▸ **TASK OBJECTIVE**
Look through the material below. Copy every line with the string "screenshot" in it.

▸ **DATA ENTRIES**
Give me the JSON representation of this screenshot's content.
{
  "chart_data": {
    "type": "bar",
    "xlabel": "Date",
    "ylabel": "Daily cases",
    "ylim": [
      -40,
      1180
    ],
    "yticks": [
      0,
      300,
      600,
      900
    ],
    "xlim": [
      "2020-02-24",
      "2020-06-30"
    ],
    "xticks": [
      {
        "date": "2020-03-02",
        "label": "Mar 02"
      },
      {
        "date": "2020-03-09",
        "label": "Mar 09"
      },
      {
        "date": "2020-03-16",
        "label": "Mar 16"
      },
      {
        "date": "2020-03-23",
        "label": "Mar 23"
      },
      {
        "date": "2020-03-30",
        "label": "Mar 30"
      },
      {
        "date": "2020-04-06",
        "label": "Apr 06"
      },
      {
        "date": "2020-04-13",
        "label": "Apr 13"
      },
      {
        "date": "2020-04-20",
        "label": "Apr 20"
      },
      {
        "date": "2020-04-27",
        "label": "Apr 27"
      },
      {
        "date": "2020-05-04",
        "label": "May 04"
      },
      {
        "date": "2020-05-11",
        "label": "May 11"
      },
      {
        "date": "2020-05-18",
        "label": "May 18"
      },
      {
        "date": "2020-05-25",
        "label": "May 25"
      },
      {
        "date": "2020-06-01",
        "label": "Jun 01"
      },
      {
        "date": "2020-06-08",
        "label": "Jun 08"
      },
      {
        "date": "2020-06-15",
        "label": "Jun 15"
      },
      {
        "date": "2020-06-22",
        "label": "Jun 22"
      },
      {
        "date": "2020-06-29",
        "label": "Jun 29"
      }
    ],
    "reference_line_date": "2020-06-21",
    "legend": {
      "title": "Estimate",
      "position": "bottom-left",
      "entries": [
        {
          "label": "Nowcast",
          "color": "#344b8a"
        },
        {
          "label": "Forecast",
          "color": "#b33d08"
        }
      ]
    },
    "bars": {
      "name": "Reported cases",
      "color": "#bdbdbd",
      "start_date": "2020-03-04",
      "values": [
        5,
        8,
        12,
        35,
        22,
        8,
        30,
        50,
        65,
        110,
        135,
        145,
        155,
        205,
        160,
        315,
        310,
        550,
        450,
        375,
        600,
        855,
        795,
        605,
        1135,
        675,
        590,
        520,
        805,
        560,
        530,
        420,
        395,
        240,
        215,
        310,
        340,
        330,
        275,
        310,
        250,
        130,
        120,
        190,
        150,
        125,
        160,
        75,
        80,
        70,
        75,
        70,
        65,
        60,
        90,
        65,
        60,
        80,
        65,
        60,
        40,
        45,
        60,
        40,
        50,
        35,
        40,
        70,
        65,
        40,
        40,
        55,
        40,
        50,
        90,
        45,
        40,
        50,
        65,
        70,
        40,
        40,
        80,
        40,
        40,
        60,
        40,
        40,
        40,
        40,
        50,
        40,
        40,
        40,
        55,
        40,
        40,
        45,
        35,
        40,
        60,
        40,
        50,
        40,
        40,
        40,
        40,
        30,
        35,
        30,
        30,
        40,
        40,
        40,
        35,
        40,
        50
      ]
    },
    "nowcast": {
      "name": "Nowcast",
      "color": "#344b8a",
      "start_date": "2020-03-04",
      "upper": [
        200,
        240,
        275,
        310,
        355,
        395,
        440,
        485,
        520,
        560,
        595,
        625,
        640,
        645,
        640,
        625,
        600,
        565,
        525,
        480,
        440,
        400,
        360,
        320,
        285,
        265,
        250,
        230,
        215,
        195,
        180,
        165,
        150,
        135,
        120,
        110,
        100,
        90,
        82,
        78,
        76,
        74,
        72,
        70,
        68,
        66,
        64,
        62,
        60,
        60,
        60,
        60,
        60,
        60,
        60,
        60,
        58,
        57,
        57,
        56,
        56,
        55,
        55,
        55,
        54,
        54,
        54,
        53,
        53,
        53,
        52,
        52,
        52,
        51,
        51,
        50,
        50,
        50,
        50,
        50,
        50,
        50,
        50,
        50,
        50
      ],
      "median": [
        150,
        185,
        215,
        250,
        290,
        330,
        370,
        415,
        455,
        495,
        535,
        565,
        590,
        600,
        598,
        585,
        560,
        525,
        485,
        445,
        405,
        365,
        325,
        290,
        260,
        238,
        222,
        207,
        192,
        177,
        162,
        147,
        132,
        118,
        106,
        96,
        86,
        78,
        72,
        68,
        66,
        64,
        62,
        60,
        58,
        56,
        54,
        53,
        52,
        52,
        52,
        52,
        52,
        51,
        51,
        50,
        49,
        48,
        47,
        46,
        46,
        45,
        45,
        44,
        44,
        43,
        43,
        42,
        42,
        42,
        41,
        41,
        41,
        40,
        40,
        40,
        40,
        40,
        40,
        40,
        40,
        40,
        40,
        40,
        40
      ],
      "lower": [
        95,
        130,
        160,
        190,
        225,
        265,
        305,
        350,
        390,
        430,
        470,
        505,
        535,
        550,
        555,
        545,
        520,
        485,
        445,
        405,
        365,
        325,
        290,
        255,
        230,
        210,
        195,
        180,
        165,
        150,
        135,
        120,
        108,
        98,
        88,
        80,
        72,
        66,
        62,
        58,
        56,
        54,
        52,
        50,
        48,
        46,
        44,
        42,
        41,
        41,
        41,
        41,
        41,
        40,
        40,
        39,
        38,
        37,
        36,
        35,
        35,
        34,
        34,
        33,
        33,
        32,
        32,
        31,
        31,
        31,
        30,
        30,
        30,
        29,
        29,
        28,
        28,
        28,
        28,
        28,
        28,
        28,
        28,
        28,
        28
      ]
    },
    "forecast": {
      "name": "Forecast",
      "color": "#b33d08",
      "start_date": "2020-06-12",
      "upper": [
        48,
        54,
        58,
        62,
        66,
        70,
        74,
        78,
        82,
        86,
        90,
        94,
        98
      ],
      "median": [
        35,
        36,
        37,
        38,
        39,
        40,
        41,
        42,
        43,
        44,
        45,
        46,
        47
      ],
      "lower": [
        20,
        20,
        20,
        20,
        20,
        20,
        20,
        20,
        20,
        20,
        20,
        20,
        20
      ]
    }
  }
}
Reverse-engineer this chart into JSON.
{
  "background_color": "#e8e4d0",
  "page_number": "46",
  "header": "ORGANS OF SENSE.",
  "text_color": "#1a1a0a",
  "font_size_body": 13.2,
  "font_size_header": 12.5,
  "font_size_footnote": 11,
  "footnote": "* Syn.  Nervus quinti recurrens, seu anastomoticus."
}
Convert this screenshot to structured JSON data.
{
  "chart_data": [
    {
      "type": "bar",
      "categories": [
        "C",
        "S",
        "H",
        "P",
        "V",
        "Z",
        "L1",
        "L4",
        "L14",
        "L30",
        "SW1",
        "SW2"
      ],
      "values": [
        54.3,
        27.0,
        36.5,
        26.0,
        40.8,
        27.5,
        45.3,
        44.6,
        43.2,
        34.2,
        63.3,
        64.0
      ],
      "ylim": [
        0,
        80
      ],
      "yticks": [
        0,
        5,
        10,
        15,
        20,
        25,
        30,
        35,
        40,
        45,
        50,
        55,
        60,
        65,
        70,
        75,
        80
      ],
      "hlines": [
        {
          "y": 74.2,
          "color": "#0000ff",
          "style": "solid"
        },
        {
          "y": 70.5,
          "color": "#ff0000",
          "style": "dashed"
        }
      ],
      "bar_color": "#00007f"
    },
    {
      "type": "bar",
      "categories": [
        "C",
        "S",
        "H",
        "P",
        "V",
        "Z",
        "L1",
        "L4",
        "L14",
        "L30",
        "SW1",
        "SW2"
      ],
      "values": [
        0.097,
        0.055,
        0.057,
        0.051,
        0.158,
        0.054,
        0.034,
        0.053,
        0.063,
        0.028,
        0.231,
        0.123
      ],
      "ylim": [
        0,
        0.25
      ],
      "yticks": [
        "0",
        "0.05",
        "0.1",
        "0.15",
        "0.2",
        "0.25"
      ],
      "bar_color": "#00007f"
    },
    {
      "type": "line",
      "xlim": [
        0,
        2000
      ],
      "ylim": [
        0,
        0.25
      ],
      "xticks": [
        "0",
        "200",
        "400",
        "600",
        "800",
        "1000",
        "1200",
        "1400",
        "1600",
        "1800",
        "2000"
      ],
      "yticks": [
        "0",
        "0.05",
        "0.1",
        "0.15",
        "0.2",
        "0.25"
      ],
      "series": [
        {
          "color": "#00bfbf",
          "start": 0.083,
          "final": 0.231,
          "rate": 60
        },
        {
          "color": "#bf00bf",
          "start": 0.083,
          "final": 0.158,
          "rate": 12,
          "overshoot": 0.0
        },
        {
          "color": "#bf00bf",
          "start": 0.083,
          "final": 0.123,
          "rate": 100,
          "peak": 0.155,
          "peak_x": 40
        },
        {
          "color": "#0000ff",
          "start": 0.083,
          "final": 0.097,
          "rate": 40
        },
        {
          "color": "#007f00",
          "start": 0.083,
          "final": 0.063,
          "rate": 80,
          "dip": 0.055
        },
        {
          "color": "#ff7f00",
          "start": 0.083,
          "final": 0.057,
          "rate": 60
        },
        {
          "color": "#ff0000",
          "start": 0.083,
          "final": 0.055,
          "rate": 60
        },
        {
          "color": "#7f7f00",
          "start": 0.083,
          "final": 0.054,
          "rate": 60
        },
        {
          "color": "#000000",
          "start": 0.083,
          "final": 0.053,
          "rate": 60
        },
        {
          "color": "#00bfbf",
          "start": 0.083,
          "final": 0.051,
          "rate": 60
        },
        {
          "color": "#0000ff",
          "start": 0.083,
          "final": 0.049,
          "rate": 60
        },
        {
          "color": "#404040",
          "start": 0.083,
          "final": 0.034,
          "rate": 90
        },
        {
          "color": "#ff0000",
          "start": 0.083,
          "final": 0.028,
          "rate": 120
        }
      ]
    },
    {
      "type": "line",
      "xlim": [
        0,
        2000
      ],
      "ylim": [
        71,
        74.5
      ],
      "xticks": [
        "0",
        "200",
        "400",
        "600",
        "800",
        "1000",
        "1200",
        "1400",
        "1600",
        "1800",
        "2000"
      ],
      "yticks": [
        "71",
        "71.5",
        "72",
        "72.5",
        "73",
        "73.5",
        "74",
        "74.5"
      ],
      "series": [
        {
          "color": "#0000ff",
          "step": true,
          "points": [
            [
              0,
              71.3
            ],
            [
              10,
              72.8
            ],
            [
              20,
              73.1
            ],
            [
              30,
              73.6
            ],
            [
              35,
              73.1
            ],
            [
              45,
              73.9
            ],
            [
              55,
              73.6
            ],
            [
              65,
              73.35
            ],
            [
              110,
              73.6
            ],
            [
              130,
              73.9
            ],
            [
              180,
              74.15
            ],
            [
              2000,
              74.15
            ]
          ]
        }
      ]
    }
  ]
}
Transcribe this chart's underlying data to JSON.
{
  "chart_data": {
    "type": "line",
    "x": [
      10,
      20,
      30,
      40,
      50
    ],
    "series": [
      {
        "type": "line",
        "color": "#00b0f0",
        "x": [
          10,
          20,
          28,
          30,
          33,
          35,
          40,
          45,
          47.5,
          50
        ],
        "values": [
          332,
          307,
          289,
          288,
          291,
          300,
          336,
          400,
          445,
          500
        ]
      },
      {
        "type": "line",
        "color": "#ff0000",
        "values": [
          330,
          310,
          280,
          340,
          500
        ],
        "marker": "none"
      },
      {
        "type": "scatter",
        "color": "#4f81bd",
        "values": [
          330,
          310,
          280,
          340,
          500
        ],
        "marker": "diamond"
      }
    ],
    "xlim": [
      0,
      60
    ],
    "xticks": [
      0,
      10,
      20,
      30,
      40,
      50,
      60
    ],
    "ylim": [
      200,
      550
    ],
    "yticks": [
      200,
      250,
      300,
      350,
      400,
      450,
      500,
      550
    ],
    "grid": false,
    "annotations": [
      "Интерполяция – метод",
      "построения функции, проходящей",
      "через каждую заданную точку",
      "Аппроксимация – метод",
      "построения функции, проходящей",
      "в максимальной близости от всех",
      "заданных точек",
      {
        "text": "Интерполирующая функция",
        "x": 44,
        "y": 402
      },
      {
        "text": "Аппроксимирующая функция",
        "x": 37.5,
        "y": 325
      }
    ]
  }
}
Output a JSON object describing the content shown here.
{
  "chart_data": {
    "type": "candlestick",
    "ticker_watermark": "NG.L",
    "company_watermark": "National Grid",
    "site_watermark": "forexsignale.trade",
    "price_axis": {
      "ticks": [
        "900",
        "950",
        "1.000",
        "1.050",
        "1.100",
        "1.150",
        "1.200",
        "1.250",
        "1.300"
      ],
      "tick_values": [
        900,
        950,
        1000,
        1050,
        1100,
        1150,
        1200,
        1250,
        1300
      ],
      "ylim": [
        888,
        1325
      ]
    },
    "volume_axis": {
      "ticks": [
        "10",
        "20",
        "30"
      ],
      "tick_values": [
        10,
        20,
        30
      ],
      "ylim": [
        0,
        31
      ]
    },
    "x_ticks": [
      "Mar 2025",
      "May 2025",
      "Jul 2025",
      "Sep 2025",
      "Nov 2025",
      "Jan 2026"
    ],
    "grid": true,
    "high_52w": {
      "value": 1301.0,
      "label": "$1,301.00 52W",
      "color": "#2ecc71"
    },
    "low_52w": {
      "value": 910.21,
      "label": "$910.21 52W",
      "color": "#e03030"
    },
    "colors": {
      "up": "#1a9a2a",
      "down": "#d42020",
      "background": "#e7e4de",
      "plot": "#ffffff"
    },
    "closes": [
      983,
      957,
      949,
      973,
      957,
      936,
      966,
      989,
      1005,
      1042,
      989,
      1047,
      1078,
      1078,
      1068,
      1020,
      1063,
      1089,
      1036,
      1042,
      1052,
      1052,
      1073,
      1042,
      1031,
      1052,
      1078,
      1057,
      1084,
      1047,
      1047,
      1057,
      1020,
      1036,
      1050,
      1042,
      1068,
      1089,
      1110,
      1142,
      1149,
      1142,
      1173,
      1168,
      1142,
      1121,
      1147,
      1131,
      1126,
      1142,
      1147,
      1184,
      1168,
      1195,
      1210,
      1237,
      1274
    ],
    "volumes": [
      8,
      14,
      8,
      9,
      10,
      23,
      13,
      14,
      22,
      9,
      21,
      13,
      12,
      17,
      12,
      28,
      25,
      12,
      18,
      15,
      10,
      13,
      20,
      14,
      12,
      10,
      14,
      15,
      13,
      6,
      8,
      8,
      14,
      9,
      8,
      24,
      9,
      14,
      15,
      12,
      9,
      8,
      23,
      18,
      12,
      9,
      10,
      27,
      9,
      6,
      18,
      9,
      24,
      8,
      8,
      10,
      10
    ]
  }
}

▸ **REPLY**
Give me the JSON representation of this screenshot's content.
Convert this screenshot to structured JSON data.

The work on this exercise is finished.